EXERCISE MATERIALS:
********
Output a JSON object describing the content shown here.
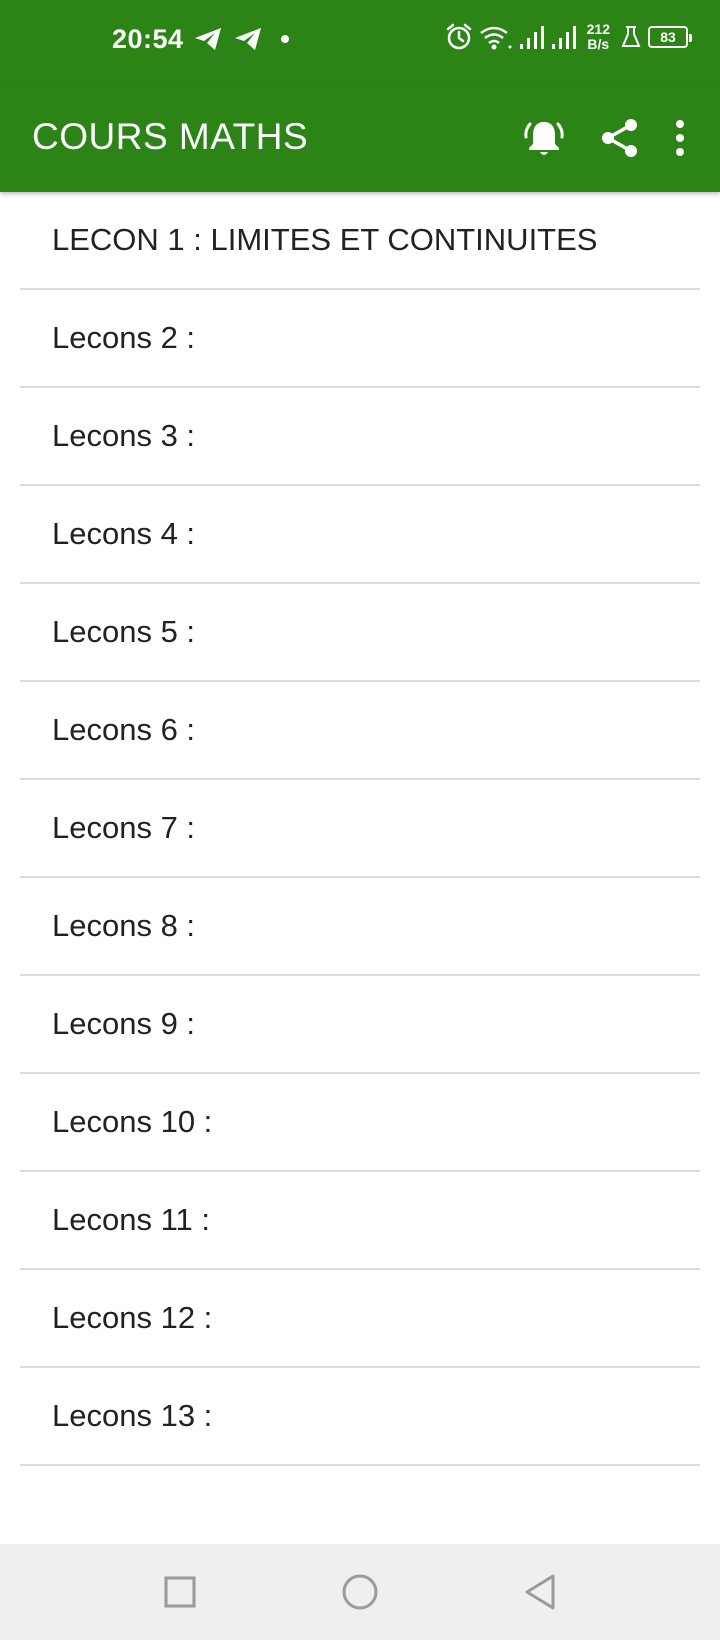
{
  "status_bar": {
    "time": "20:54",
    "notification_icons": [
      "telegram-icon",
      "telegram-icon",
      "dot-icon"
    ],
    "system_icons": [
      "alarm-icon",
      "wifi-icon",
      "signal-icon",
      "signal-icon"
    ],
    "network_speed_value": "212",
    "network_speed_unit": "B/s",
    "battery_level": "83"
  },
  "app_bar": {
    "title": "COURS MATHS",
    "actions": [
      "notification-bell-icon",
      "share-icon",
      "more-vert-icon"
    ],
    "background_color": "#2c8417"
  },
  "lessons": [
    "LECON 1 : LIMITES ET CONTINUITES",
    "Lecons 2 :",
    "Lecons 3 :",
    "Lecons 4 :",
    "Lecons 5 :",
    "Lecons 6 :",
    "Lecons 7 :",
    "Lecons 8 :",
    "Lecons 9 :",
    "Lecons 10 :",
    "Lecons 11 :",
    "Lecons 12 :",
    "Lecons 13 :"
  ],
  "nav_bar": {
    "buttons": [
      "recents-square-icon",
      "home-circle-icon",
      "back-triangle-icon"
    ]
  }
}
********
DIRECTIVE: Across the records, count the lines holding the string "Lecons". Give the number and stop.

ANSWER FOR THE TASK: 12